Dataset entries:

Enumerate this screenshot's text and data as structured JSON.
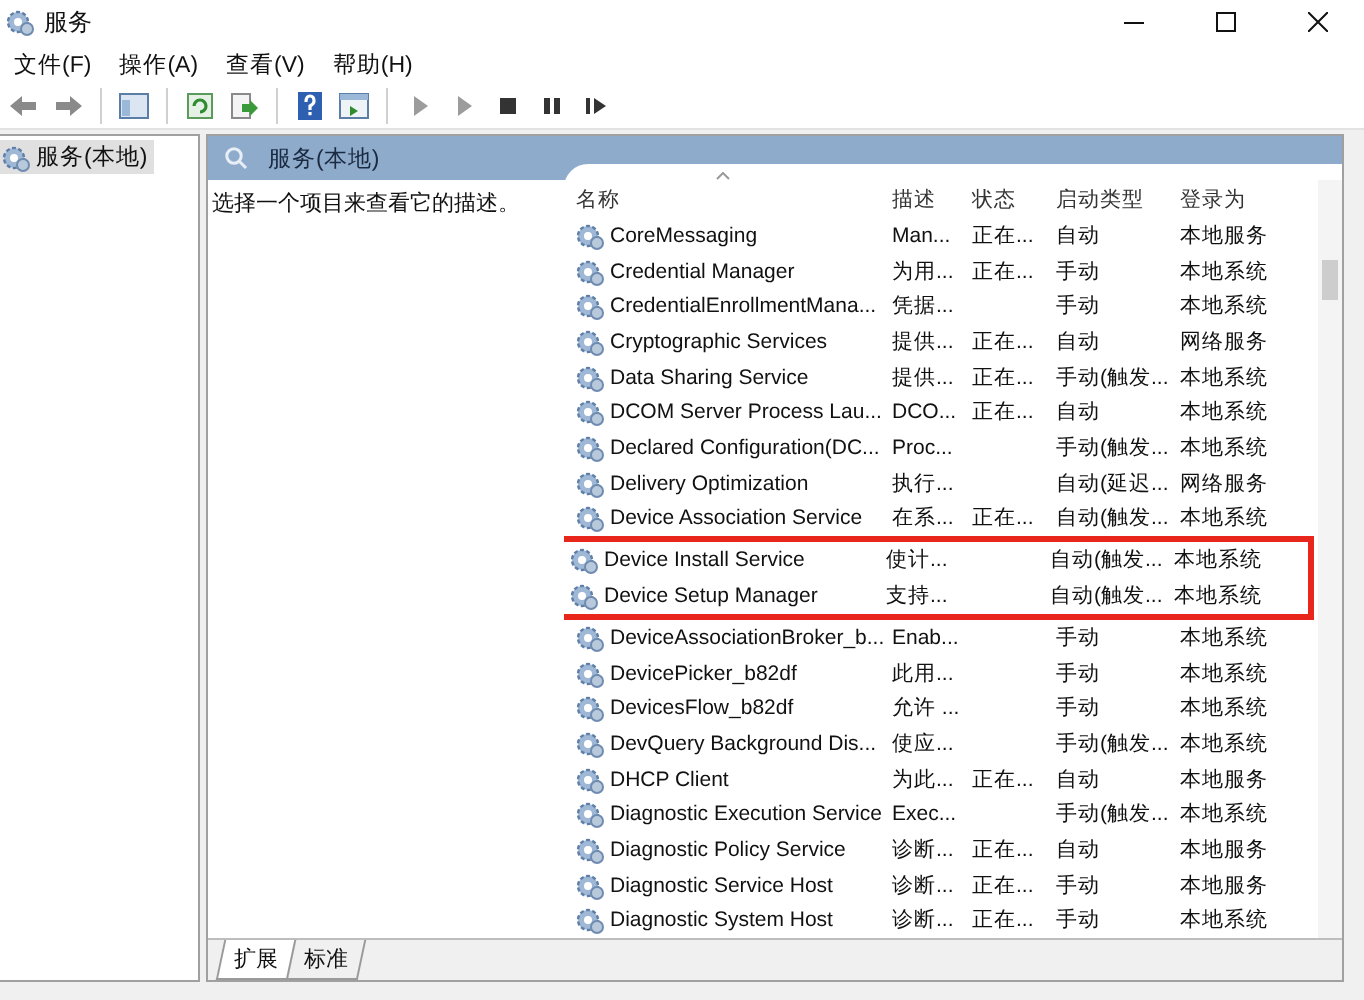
{
  "window": {
    "title": "服务"
  },
  "menu": [
    {
      "label": "文件(F)"
    },
    {
      "label": "操作(A)"
    },
    {
      "label": "查看(V)"
    },
    {
      "label": "帮助(H)"
    }
  ],
  "toolbar": [
    {
      "kind": "back",
      "disabled": false
    },
    {
      "kind": "forward",
      "disabled": false
    },
    {
      "kind": "sep"
    },
    {
      "kind": "tree",
      "disabled": false
    },
    {
      "kind": "sep"
    },
    {
      "kind": "refresh",
      "disabled": false
    },
    {
      "kind": "export",
      "disabled": false
    },
    {
      "kind": "sep"
    },
    {
      "kind": "help",
      "disabled": false
    },
    {
      "kind": "properties",
      "disabled": false
    },
    {
      "kind": "sep"
    },
    {
      "kind": "play",
      "disabled": true
    },
    {
      "kind": "play",
      "disabled": true
    },
    {
      "kind": "stop",
      "disabled": false
    },
    {
      "kind": "pause",
      "disabled": false
    },
    {
      "kind": "resume",
      "disabled": false
    }
  ],
  "tree": {
    "items": [
      {
        "label": "服务(本地)",
        "selected": true
      }
    ]
  },
  "panel": {
    "title": "服务(本地)",
    "description": "选择一个项目来查看它的描述。",
    "columns": [
      {
        "label": "名称",
        "sorted": true
      },
      {
        "label": "描述",
        "sorted": false
      },
      {
        "label": "状态",
        "sorted": false
      },
      {
        "label": "启动类型",
        "sorted": false
      },
      {
        "label": "登录为",
        "sorted": false
      }
    ],
    "rows": [
      {
        "name": "CoreMessaging",
        "description": "Man...",
        "status": "正在...",
        "startup": "自动",
        "logon": "本地服务",
        "highlighted": false
      },
      {
        "name": "Credential Manager",
        "description": "为用...",
        "status": "正在...",
        "startup": "手动",
        "logon": "本地系统",
        "highlighted": false
      },
      {
        "name": "CredentialEnrollmentMana...",
        "description": "凭据...",
        "status": "",
        "startup": "手动",
        "logon": "本地系统",
        "highlighted": false
      },
      {
        "name": "Cryptographic Services",
        "description": "提供...",
        "status": "正在...",
        "startup": "自动",
        "logon": "网络服务",
        "highlighted": false
      },
      {
        "name": "Data Sharing Service",
        "description": "提供...",
        "status": "正在...",
        "startup": "手动(触发...",
        "logon": "本地系统",
        "highlighted": false
      },
      {
        "name": "DCOM Server Process Lau...",
        "description": "DCO...",
        "status": "正在...",
        "startup": "自动",
        "logon": "本地系统",
        "highlighted": false
      },
      {
        "name": "Declared Configuration(DC...",
        "description": "Proc...",
        "status": "",
        "startup": "手动(触发...",
        "logon": "本地系统",
        "highlighted": false
      },
      {
        "name": "Delivery Optimization",
        "description": "执行...",
        "status": "",
        "startup": "自动(延迟...",
        "logon": "网络服务",
        "highlighted": false
      },
      {
        "name": "Device Association Service",
        "description": "在系...",
        "status": "正在...",
        "startup": "自动(触发...",
        "logon": "本地系统",
        "highlighted": false
      },
      {
        "name": "Device Install Service",
        "description": "使计...",
        "status": "",
        "startup": "自动(触发...",
        "logon": "本地系统",
        "highlighted": true
      },
      {
        "name": "Device Setup Manager",
        "description": "支持...",
        "status": "",
        "startup": "自动(触发...",
        "logon": "本地系统",
        "highlighted": true
      },
      {
        "name": "DeviceAssociationBroker_b...",
        "description": "Enab...",
        "status": "",
        "startup": "手动",
        "logon": "本地系统",
        "highlighted": false
      },
      {
        "name": "DevicePicker_b82df",
        "description": "此用...",
        "status": "",
        "startup": "手动",
        "logon": "本地系统",
        "highlighted": false
      },
      {
        "name": "DevicesFlow_b82df",
        "description": "允许 ...",
        "status": "",
        "startup": "手动",
        "logon": "本地系统",
        "highlighted": false
      },
      {
        "name": "DevQuery Background Dis...",
        "description": "使应...",
        "status": "",
        "startup": "手动(触发...",
        "logon": "本地系统",
        "highlighted": false
      },
      {
        "name": "DHCP Client",
        "description": "为此...",
        "status": "正在...",
        "startup": "自动",
        "logon": "本地服务",
        "highlighted": false
      },
      {
        "name": "Diagnostic Execution Service",
        "description": "Exec...",
        "status": "",
        "startup": "手动(触发...",
        "logon": "本地系统",
        "highlighted": false
      },
      {
        "name": "Diagnostic Policy Service",
        "description": "诊断...",
        "status": "正在...",
        "startup": "自动",
        "logon": "本地服务",
        "highlighted": false
      },
      {
        "name": "Diagnostic Service Host",
        "description": "诊断...",
        "status": "正在...",
        "startup": "手动",
        "logon": "本地服务",
        "highlighted": false
      },
      {
        "name": "Diagnostic System Host",
        "description": "诊断...",
        "status": "正在...",
        "startup": "手动",
        "logon": "本地系统",
        "highlighted": false
      }
    ],
    "tabs": [
      {
        "label": "扩展",
        "selected": true
      },
      {
        "label": "标准",
        "selected": false
      }
    ]
  }
}
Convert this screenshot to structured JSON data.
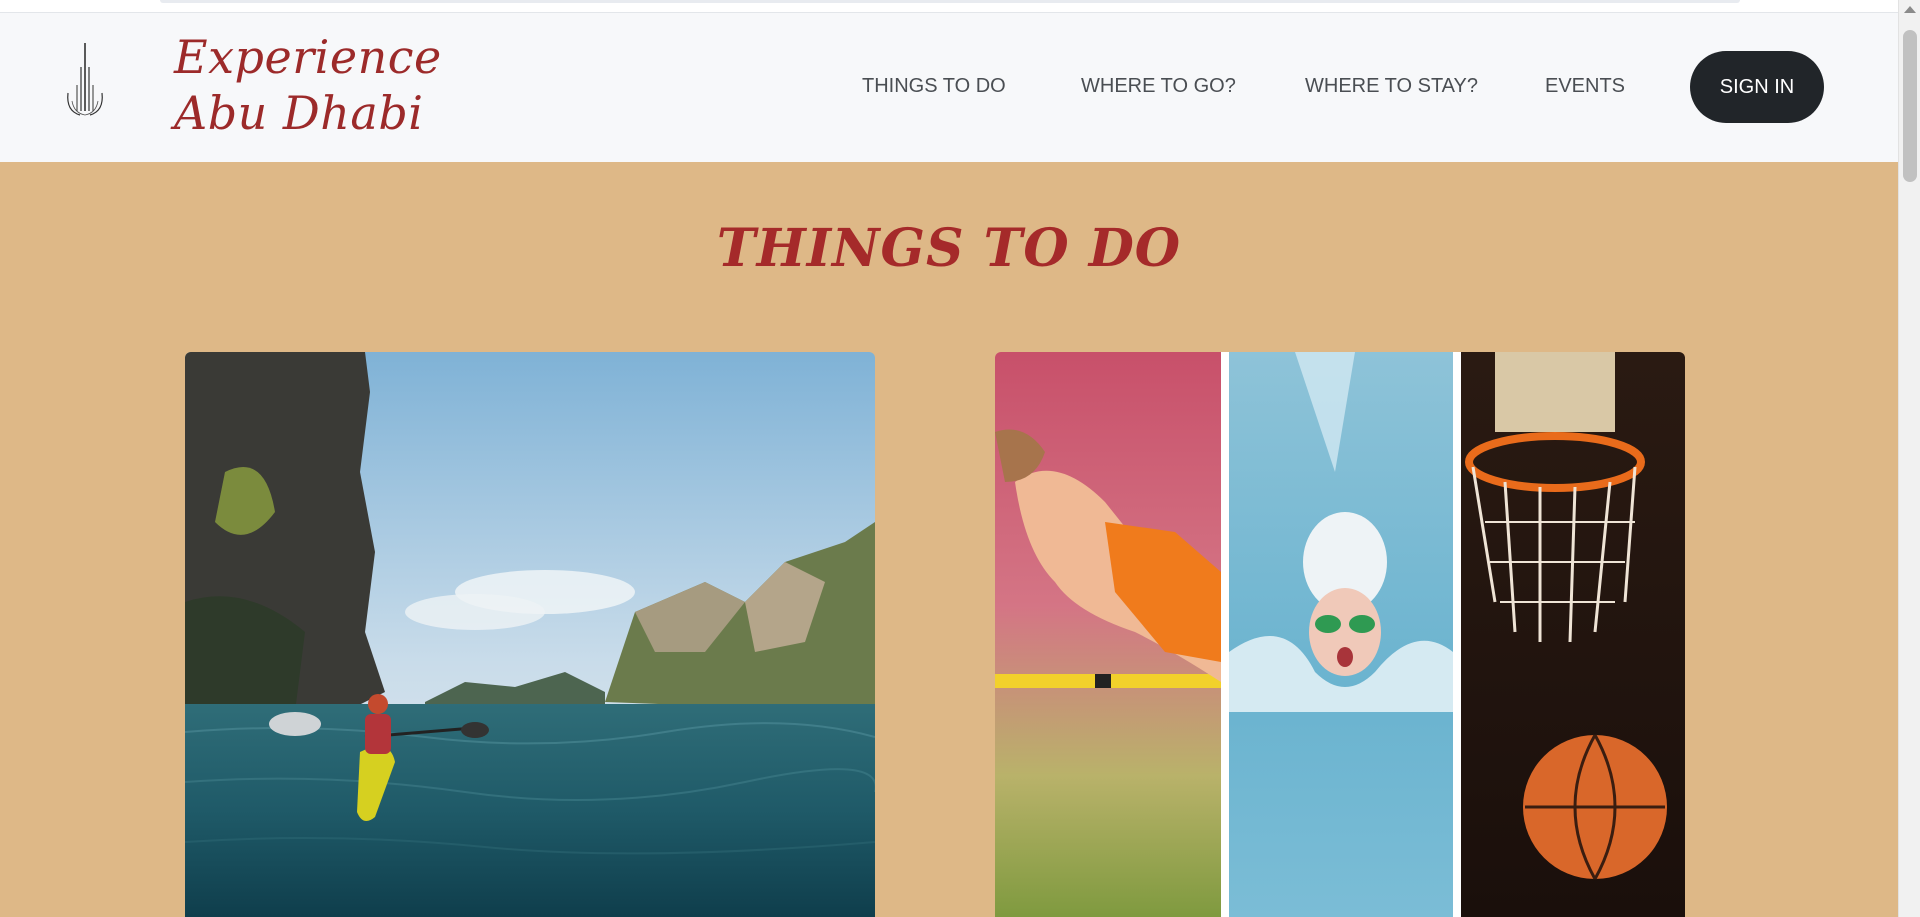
{
  "brand": {
    "line1": "Experience",
    "line2": "Abu Dhabi",
    "logo_icon": "burj-khalifa-icon",
    "brand_color": "#9c2a2a"
  },
  "nav": {
    "items": [
      {
        "label": "THINGS TO DO"
      },
      {
        "label": "WHERE TO GO?"
      },
      {
        "label": "WHERE TO STAY?"
      },
      {
        "label": "EVENTS"
      }
    ],
    "signin_label": "SIGN IN"
  },
  "main": {
    "section_title": "THINGS TO DO",
    "background_color": "#deb887",
    "cards": [
      {
        "image": "kayaking-photo"
      },
      {
        "image": "sports-collage-photo"
      }
    ]
  },
  "colors": {
    "navbar_bg": "#f7f8fa",
    "title_color": "#a52a2a",
    "button_bg": "#212529"
  }
}
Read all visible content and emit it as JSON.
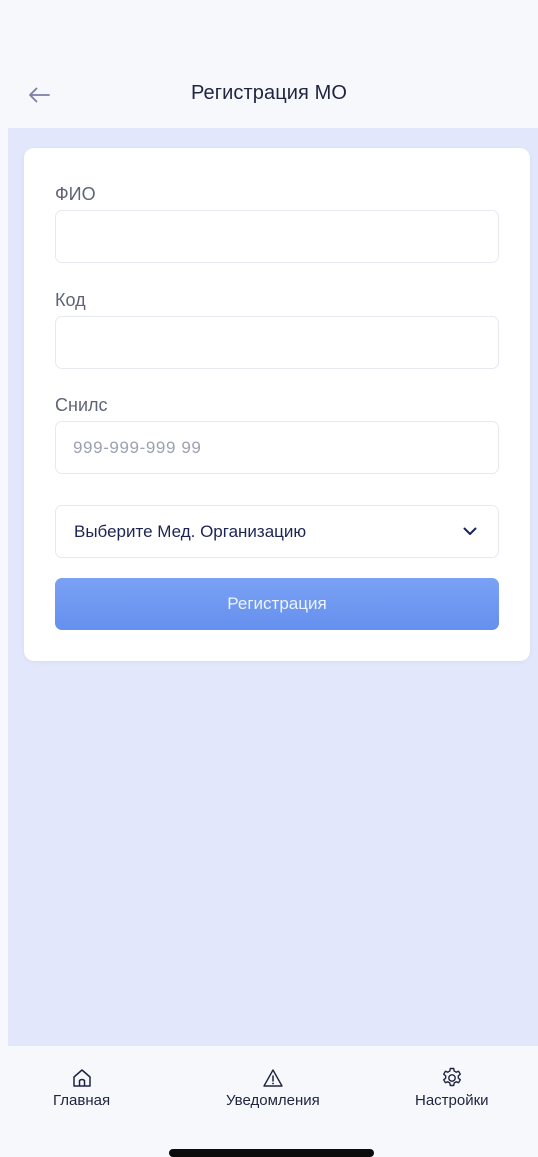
{
  "header": {
    "title": "Регистрация МО",
    "back_icon": "arrow-left-icon"
  },
  "form": {
    "fio_label": "ФИО",
    "fio_value": "",
    "code_label": "Код",
    "code_value": "",
    "snils_label": "Снилс",
    "snils_placeholder": "999-999-999 99",
    "org_select_label": "Выберите Мед. Организацию",
    "org_select_icon": "chevron-down-icon",
    "submit_label": "Регистрация"
  },
  "tabbar": {
    "items": [
      {
        "label": "Главная",
        "icon": "home-icon"
      },
      {
        "label": "Уведомления",
        "icon": "warning-icon"
      },
      {
        "label": "Настройки",
        "icon": "gear-icon"
      }
    ]
  },
  "colors": {
    "accent_button": "#6f98f2",
    "content_background": "#e2e7fb",
    "text_dark": "#1f2440"
  }
}
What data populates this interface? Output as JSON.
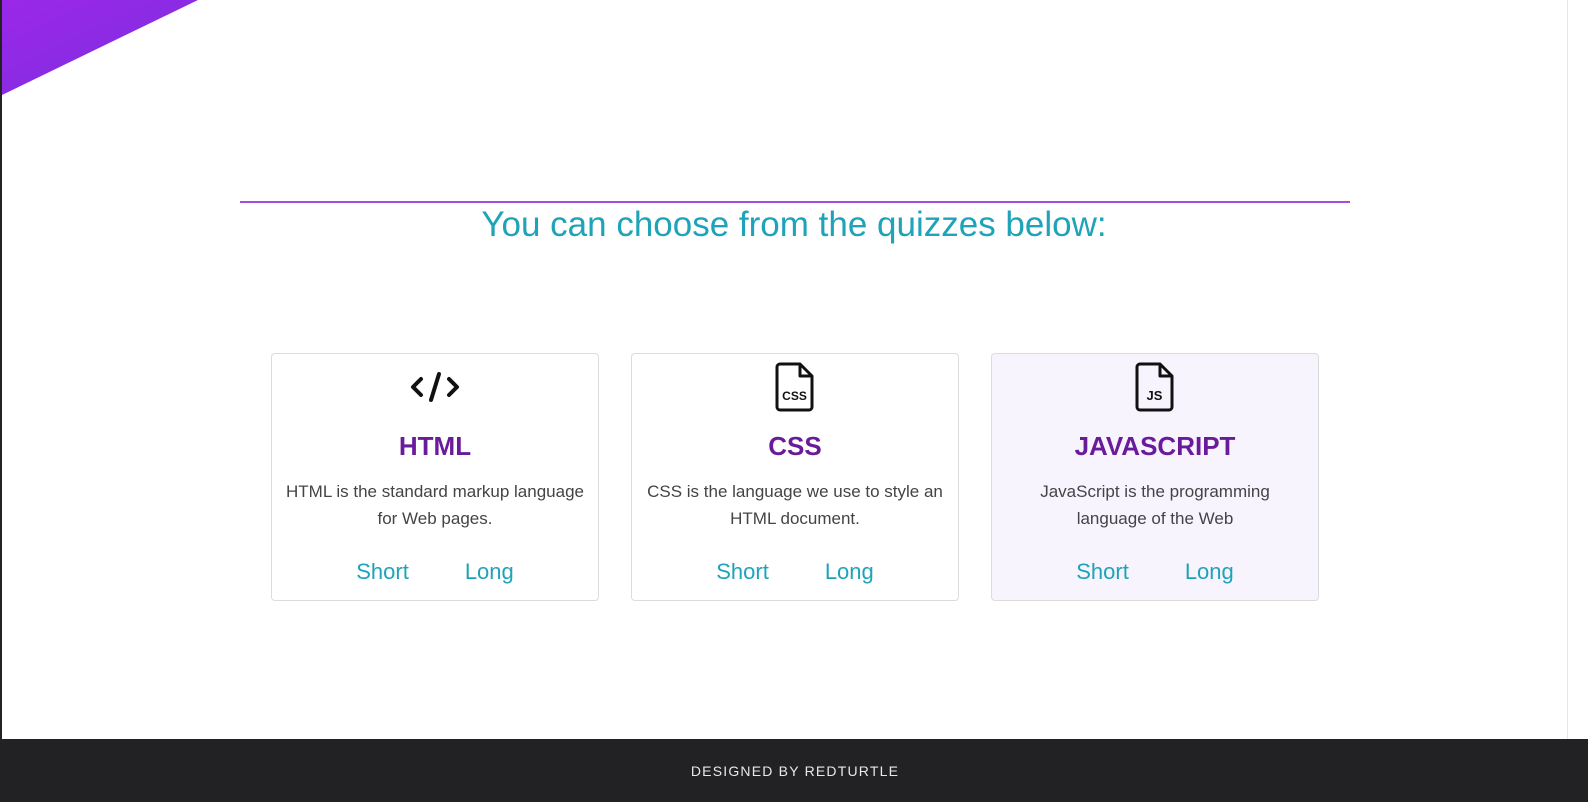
{
  "heading": "You can choose from the quizzes below:",
  "quizzes": [
    {
      "icon": "code-icon",
      "title": "HTML",
      "description": "HTML is the standard markup language for Web pages.",
      "short_label": "Short",
      "long_label": "Long"
    },
    {
      "icon": "css-file-icon",
      "title": "CSS",
      "description": "CSS is the language we use to style an HTML document.",
      "short_label": "Short",
      "long_label": "Long"
    },
    {
      "icon": "js-file-icon",
      "title": "JAVASCRIPT",
      "description": "JavaScript is the programming language of the Web",
      "short_label": "Short",
      "long_label": "Long"
    }
  ],
  "footer": {
    "text": "DESIGNED BY REDTURTLE"
  },
  "icon_labels": {
    "css": "CSS",
    "js": "JS"
  },
  "colors": {
    "accent": "#1ea3b8",
    "title": "#6a1b9a",
    "divider": "#a64be0",
    "corner_gradient_start": "#9b27e8",
    "corner_gradient_end": "#7b2fe0",
    "footer_bg": "#222123"
  }
}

### [Directions for this task]
Pick out every line with the string "structured" and copy it.

### [Result below]
Enumerate this screenshot's text and data as structured JSON.
Convert this screenshot to structured JSON data.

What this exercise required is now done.